• _To do_
Look through the data and write out every line with the word "NAIRAS" in it.

• _Recorded information_
☆ ☆ ☆ ☆
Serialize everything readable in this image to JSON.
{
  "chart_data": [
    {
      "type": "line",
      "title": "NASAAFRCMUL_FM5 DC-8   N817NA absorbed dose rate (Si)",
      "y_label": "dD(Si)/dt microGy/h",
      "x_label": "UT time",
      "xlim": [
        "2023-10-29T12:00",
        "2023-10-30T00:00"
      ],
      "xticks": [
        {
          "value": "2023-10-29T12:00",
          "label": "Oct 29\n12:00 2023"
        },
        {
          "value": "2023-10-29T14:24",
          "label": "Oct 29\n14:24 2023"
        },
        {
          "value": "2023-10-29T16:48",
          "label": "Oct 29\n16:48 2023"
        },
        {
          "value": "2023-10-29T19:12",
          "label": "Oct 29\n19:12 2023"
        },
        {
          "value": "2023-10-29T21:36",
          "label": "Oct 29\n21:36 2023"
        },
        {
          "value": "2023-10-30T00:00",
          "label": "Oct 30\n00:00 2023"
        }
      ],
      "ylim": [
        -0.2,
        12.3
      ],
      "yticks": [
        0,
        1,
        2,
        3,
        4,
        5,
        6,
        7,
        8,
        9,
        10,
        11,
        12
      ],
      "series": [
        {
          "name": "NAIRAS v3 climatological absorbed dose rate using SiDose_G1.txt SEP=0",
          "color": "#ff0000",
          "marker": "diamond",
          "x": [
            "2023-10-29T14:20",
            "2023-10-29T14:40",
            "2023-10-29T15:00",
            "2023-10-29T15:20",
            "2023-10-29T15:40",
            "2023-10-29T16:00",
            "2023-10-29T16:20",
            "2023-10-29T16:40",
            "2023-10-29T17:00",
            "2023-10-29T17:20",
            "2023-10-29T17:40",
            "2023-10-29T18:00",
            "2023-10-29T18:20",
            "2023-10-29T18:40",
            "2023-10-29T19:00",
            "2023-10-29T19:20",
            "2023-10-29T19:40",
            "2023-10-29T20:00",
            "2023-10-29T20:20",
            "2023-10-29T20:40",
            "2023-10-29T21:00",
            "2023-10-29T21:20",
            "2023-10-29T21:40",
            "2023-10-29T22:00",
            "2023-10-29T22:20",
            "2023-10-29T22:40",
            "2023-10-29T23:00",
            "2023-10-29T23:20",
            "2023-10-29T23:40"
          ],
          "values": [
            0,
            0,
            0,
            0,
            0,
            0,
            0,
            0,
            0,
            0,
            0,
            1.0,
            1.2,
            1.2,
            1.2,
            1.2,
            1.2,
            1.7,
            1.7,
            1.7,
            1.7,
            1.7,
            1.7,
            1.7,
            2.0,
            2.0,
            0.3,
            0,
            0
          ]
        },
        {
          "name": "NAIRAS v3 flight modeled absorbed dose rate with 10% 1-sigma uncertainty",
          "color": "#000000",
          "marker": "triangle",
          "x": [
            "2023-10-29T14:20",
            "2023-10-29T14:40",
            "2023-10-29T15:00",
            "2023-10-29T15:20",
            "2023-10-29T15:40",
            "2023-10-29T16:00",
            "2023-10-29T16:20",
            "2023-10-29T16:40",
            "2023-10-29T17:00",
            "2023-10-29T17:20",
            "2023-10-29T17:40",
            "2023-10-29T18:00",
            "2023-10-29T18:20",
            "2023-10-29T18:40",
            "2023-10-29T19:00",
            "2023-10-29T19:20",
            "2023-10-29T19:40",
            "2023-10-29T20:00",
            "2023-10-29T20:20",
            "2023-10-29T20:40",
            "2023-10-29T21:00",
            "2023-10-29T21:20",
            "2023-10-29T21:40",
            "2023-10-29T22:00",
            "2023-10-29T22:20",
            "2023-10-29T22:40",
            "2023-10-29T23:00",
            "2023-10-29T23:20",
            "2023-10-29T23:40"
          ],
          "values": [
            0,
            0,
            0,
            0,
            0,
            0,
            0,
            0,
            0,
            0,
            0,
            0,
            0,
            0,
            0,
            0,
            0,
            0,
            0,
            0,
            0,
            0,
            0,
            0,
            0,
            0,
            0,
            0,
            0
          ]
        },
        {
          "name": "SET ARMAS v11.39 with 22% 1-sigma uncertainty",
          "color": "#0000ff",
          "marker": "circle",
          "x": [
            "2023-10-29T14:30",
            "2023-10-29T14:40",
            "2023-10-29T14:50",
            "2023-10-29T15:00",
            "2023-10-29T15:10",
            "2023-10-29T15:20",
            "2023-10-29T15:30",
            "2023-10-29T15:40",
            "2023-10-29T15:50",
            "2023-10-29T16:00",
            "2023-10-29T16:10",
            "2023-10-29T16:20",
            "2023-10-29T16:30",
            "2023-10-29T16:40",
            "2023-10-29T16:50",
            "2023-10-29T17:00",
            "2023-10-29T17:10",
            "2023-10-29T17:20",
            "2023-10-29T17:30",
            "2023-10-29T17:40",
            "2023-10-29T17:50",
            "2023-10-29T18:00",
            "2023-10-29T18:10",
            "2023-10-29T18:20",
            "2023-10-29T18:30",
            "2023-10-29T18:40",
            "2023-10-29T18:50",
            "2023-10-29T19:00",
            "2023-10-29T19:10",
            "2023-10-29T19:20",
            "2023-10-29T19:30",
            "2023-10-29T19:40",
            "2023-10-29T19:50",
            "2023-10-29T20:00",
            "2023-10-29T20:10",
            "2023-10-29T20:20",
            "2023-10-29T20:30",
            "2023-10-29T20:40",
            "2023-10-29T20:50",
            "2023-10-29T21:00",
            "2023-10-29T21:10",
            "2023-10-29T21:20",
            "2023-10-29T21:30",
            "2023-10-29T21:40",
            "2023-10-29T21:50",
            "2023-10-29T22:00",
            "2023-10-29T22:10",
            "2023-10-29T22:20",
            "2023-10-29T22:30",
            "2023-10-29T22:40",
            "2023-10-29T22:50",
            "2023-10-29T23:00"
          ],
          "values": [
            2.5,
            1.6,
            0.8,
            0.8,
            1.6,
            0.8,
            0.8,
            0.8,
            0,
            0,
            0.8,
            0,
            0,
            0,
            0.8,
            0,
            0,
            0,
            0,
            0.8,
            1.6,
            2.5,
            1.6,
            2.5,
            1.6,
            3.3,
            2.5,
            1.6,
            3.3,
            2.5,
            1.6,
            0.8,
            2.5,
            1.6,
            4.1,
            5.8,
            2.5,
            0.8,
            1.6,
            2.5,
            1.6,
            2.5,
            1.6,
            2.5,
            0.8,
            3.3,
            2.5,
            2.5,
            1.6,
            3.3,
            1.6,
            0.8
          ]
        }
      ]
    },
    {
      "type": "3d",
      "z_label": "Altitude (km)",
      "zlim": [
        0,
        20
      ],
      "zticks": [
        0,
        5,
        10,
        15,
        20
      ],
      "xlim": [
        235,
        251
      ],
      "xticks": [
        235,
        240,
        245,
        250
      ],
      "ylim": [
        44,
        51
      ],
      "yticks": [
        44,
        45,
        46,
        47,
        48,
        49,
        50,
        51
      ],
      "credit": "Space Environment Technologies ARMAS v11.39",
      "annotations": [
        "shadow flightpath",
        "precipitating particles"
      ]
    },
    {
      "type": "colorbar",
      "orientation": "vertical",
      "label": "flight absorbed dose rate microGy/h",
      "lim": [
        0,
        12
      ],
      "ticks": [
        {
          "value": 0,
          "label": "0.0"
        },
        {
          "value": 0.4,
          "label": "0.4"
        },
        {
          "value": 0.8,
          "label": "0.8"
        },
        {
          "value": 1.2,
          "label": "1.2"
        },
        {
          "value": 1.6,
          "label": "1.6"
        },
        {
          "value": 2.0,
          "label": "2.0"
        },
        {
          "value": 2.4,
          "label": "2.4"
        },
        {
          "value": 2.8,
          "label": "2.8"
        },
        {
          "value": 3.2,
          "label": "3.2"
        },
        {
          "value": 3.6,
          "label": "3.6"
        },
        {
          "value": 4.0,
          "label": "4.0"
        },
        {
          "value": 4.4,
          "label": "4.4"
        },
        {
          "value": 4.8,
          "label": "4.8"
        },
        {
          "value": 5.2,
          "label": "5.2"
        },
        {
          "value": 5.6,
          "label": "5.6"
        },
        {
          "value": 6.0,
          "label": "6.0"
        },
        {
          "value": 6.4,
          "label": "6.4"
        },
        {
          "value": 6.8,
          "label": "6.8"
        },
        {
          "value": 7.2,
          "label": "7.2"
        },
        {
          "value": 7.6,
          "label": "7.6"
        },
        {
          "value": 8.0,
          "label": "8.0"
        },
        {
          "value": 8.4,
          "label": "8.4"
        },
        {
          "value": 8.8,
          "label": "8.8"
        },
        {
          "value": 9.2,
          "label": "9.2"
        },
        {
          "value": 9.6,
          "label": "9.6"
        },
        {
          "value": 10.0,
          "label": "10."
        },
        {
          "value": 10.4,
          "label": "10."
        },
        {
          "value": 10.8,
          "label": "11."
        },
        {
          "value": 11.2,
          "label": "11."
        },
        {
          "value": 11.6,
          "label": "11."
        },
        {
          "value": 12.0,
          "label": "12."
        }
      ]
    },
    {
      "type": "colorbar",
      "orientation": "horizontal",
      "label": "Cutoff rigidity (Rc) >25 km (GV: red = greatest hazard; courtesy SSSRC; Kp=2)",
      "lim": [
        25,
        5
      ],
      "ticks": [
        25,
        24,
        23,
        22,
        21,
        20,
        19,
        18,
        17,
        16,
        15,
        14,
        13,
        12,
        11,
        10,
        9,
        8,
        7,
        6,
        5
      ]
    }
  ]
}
☆ ☆ ☆ ☆
• _Completed exercise_
          "name": "NAIRAS v3 climatological absorbed dose rate using SiDose_G1.txt SEP=0",
          "name": "NAIRAS v3 flight modeled absorbed dose rate with 10% 1-sigma uncertainty",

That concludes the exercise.